Your task =
Exactly as written, print each record in the listing.

Data records =

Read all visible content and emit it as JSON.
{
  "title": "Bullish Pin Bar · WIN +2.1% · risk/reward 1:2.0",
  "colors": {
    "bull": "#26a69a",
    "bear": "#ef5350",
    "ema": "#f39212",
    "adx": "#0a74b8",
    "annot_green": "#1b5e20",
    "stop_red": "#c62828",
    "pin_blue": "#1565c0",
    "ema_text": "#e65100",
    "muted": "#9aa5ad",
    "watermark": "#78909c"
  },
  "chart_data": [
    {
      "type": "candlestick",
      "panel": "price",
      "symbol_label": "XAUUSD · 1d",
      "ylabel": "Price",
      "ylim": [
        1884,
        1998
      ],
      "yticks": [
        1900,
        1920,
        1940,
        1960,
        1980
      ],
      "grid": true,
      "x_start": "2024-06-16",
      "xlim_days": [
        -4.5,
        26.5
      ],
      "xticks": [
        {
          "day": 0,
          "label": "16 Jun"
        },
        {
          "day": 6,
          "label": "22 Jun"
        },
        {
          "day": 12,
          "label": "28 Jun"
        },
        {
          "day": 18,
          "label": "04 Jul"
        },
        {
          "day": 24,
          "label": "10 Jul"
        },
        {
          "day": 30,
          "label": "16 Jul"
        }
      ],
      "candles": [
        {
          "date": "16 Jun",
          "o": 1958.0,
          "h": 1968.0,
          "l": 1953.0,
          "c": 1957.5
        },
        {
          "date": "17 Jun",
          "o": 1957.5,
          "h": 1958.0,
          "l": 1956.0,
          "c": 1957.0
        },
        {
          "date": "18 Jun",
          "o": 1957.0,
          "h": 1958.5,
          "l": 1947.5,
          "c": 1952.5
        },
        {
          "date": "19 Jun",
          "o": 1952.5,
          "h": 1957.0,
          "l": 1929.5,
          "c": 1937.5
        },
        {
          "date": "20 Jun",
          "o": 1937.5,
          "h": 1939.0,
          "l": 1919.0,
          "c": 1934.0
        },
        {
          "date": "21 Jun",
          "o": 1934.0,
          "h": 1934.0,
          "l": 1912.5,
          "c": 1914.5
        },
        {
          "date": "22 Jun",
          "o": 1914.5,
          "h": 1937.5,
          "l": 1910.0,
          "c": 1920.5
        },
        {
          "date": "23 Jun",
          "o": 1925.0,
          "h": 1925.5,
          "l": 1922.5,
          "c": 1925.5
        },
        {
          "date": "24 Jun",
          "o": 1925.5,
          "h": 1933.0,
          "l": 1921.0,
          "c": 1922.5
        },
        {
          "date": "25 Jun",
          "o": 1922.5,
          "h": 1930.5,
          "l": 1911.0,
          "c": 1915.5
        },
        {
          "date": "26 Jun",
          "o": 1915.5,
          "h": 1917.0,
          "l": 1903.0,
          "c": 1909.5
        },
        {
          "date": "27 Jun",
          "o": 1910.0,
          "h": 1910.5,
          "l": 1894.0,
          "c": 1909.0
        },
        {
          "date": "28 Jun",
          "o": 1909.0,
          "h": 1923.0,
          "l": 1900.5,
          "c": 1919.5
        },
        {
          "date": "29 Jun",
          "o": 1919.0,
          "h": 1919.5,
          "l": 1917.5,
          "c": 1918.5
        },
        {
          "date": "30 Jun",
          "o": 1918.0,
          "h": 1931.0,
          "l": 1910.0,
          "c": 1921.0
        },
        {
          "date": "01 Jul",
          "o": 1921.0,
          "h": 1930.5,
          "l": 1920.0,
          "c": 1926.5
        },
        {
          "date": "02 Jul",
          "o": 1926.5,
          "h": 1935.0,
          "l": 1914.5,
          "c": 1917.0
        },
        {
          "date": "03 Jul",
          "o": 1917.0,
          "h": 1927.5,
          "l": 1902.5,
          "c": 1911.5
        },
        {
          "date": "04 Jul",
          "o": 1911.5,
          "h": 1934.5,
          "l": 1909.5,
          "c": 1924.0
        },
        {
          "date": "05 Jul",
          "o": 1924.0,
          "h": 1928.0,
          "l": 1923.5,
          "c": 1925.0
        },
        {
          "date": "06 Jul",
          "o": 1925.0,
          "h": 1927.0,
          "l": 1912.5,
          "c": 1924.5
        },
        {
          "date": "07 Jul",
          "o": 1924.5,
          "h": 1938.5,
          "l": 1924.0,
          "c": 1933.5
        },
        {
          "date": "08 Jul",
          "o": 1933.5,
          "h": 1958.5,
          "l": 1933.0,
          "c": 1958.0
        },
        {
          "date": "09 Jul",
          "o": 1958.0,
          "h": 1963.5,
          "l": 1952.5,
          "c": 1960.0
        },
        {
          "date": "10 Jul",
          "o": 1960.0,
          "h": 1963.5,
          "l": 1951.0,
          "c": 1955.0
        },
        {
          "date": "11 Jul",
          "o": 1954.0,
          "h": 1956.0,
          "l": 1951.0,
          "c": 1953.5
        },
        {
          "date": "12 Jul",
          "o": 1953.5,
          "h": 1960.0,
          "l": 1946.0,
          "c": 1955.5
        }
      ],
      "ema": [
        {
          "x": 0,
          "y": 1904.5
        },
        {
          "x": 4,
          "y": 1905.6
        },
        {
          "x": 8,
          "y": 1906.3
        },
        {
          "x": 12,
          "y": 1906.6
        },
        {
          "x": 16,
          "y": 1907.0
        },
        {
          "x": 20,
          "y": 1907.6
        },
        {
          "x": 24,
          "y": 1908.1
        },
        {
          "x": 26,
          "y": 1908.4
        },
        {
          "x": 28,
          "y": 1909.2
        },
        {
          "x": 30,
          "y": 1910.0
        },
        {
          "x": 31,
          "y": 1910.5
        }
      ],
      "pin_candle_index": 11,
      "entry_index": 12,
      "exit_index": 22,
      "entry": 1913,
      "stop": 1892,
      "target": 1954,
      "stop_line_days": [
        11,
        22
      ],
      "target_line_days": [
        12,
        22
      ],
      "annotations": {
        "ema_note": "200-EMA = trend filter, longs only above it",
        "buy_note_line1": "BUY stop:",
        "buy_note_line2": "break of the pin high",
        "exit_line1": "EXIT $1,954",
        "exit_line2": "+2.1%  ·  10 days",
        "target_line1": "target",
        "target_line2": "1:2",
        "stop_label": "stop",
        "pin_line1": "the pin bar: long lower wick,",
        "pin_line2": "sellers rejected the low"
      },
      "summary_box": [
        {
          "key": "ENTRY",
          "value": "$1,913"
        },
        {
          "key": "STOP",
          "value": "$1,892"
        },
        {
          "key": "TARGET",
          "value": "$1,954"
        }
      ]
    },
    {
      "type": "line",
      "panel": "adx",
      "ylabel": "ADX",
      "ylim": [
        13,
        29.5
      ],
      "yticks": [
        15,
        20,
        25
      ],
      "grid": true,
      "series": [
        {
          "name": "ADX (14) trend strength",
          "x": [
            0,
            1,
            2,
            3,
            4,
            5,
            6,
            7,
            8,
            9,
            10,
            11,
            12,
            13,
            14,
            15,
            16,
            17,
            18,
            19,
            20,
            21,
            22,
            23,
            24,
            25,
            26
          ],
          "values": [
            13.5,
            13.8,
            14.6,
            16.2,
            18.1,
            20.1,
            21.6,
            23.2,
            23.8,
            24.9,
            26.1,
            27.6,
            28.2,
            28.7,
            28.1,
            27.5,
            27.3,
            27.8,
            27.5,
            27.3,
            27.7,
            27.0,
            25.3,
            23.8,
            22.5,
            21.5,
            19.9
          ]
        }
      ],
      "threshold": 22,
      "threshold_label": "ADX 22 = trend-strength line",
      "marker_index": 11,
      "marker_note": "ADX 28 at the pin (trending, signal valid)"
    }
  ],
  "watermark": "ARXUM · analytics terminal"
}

Answer to the task =
Read all visible content and emit it as JSON.
{
  "title": "Bullish Pin Bar · WIN +2.1% · risk/reward 1:2.0",
  "colors": {
    "bull": "#26a69a",
    "bear": "#ef5350",
    "ema": "#f39212",
    "adx": "#0a74b8",
    "annot_green": "#1b5e20",
    "stop_red": "#c62828",
    "pin_blue": "#1565c0",
    "ema_text": "#e65100",
    "muted": "#9aa5ad",
    "watermark": "#78909c"
  },
  "chart_data": [
    {
      "type": "candlestick",
      "panel": "price",
      "symbol_label": "XAUUSD · 1d",
      "ylabel": "Price",
      "ylim": [
        1884,
        1998
      ],
      "yticks": [
        1900,
        1920,
        1940,
        1960,
        1980
      ],
      "grid": true,
      "x_start": "2024-06-16",
      "xlim_days": [
        -4.5,
        26.5
      ],
      "xticks": [
        {
          "day": 0,
          "label": "16 Jun"
        },
        {
          "day": 6,
          "label": "22 Jun"
        },
        {
          "day": 12,
          "label": "28 Jun"
        },
        {
          "day": 18,
          "label": "04 Jul"
        },
        {
          "day": 24,
          "label": "10 Jul"
        },
        {
          "day": 30,
          "label": "16 Jul"
        }
      ],
      "candles": [
        {
          "date": "16 Jun",
          "o": 1958.0,
          "h": 1968.0,
          "l": 1953.0,
          "c": 1957.5
        },
        {
          "date": "17 Jun",
          "o": 1957.5,
          "h": 1958.0,
          "l": 1956.0,
          "c": 1957.0
        },
        {
          "date": "18 Jun",
          "o": 1957.0,
          "h": 1958.5,
          "l": 1947.5,
          "c": 1952.5
        },
        {
          "date": "19 Jun",
          "o": 1952.5,
          "h": 1957.0,
          "l": 1929.5,
          "c": 1937.5
        },
        {
          "date": "20 Jun",
          "o": 1937.5,
          "h": 1939.0,
          "l": 1919.0,
          "c": 1934.0
        },
        {
          "date": "21 Jun",
          "o": 1934.0,
          "h": 1934.0,
          "l": 1912.5,
          "c": 1914.5
        },
        {
          "date": "22 Jun",
          "o": 1914.5,
          "h": 1937.5,
          "l": 1910.0,
          "c": 1920.5
        },
        {
          "date": "23 Jun",
          "o": 1925.0,
          "h": 1925.5,
          "l": 1922.5,
          "c": 1925.5
        },
        {
          "date": "24 Jun",
          "o": 1925.5,
          "h": 1933.0,
          "l": 1921.0,
          "c": 1922.5
        },
        {
          "date": "25 Jun",
          "o": 1922.5,
          "h": 1930.5,
          "l": 1911.0,
          "c": 1915.5
        },
        {
          "date": "26 Jun",
          "o": 1915.5,
          "h": 1917.0,
          "l": 1903.0,
          "c": 1909.5
        },
        {
          "date": "27 Jun",
          "o": 1910.0,
          "h": 1910.5,
          "l": 1894.0,
          "c": 1909.0
        },
        {
          "date": "28 Jun",
          "o": 1909.0,
          "h": 1923.0,
          "l": 1900.5,
          "c": 1919.5
        },
        {
          "date": "29 Jun",
          "o": 1919.0,
          "h": 1919.5,
          "l": 1917.5,
          "c": 1918.5
        },
        {
          "date": "30 Jun",
          "o": 1918.0,
          "h": 1931.0,
          "l": 1910.0,
          "c": 1921.0
        },
        {
          "date": "01 Jul",
          "o": 1921.0,
          "h": 1930.5,
          "l": 1920.0,
          "c": 1926.5
        },
        {
          "date": "02 Jul",
          "o": 1926.5,
          "h": 1935.0,
          "l": 1914.5,
          "c": 1917.0
        },
        {
          "date": "03 Jul",
          "o": 1917.0,
          "h": 1927.5,
          "l": 1902.5,
          "c": 1911.5
        },
        {
          "date": "04 Jul",
          "o": 1911.5,
          "h": 1934.5,
          "l": 1909.5,
          "c": 1924.0
        },
        {
          "date": "05 Jul",
          "o": 1924.0,
          "h": 1928.0,
          "l": 1923.5,
          "c": 1925.0
        },
        {
          "date": "06 Jul",
          "o": 1925.0,
          "h": 1927.0,
          "l": 1912.5,
          "c": 1924.5
        },
        {
          "date": "07 Jul",
          "o": 1924.5,
          "h": 1938.5,
          "l": 1924.0,
          "c": 1933.5
        },
        {
          "date": "08 Jul",
          "o": 1933.5,
          "h": 1958.5,
          "l": 1933.0,
          "c": 1958.0
        },
        {
          "date": "09 Jul",
          "o": 1958.0,
          "h": 1963.5,
          "l": 1952.5,
          "c": 1960.0
        },
        {
          "date": "10 Jul",
          "o": 1960.0,
          "h": 1963.5,
          "l": 1951.0,
          "c": 1955.0
        },
        {
          "date": "11 Jul",
          "o": 1954.0,
          "h": 1956.0,
          "l": 1951.0,
          "c": 1953.5
        },
        {
          "date": "12 Jul",
          "o": 1953.5,
          "h": 1960.0,
          "l": 1946.0,
          "c": 1955.5
        }
      ],
      "ema": [
        {
          "x": 0,
          "y": 1904.5
        },
        {
          "x": 4,
          "y": 1905.6
        },
        {
          "x": 8,
          "y": 1906.3
        },
        {
          "x": 12,
          "y": 1906.6
        },
        {
          "x": 16,
          "y": 1907.0
        },
        {
          "x": 20,
          "y": 1907.6
        },
        {
          "x": 24,
          "y": 1908.1
        },
        {
          "x": 26,
          "y": 1908.4
        },
        {
          "x": 28,
          "y": 1909.2
        },
        {
          "x": 30,
          "y": 1910.0
        },
        {
          "x": 31,
          "y": 1910.5
        }
      ],
      "pin_candle_index": 11,
      "entry_index": 12,
      "exit_index": 22,
      "entry": 1913,
      "stop": 1892,
      "target": 1954,
      "stop_line_days": [
        11,
        22
      ],
      "target_line_days": [
        12,
        22
      ],
      "annotations": {
        "ema_note": "200-EMA = trend filter, longs only above it",
        "buy_note_line1": "BUY stop:",
        "buy_note_line2": "break of the pin high",
        "exit_line1": "EXIT $1,954",
        "exit_line2": "+2.1%  ·  10 days",
        "target_line1": "target",
        "target_line2": "1:2",
        "stop_label": "stop",
        "pin_line1": "the pin bar: long lower wick,",
        "pin_line2": "sellers rejected the low"
      },
      "summary_box": [
        {
          "key": "ENTRY",
          "value": "$1,913"
        },
        {
          "key": "STOP",
          "value": "$1,892"
        },
        {
          "key": "TARGET",
          "value": "$1,954"
        }
      ]
    },
    {
      "type": "line",
      "panel": "adx",
      "ylabel": "ADX",
      "ylim": [
        13,
        29.5
      ],
      "yticks": [
        15,
        20,
        25
      ],
      "grid": true,
      "series": [
        {
          "name": "ADX (14) trend strength",
          "x": [
            0,
            1,
            2,
            3,
            4,
            5,
            6,
            7,
            8,
            9,
            10,
            11,
            12,
            13,
            14,
            15,
            16,
            17,
            18,
            19,
            20,
            21,
            22,
            23,
            24,
            25,
            26
          ],
          "values": [
            13.5,
            13.8,
            14.6,
            16.2,
            18.1,
            20.1,
            21.6,
            23.2,
            23.8,
            24.9,
            26.1,
            27.6,
            28.2,
            28.7,
            28.1,
            27.5,
            27.3,
            27.8,
            27.5,
            27.3,
            27.7,
            27.0,
            25.3,
            23.8,
            22.5,
            21.5,
            19.9
          ]
        }
      ],
      "threshold": 22,
      "threshold_label": "ADX 22 = trend-strength line",
      "marker_index": 11,
      "marker_note": "ADX 28 at the pin (trending, signal valid)"
    }
  ],
  "watermark": "ARXUM · analytics terminal"
}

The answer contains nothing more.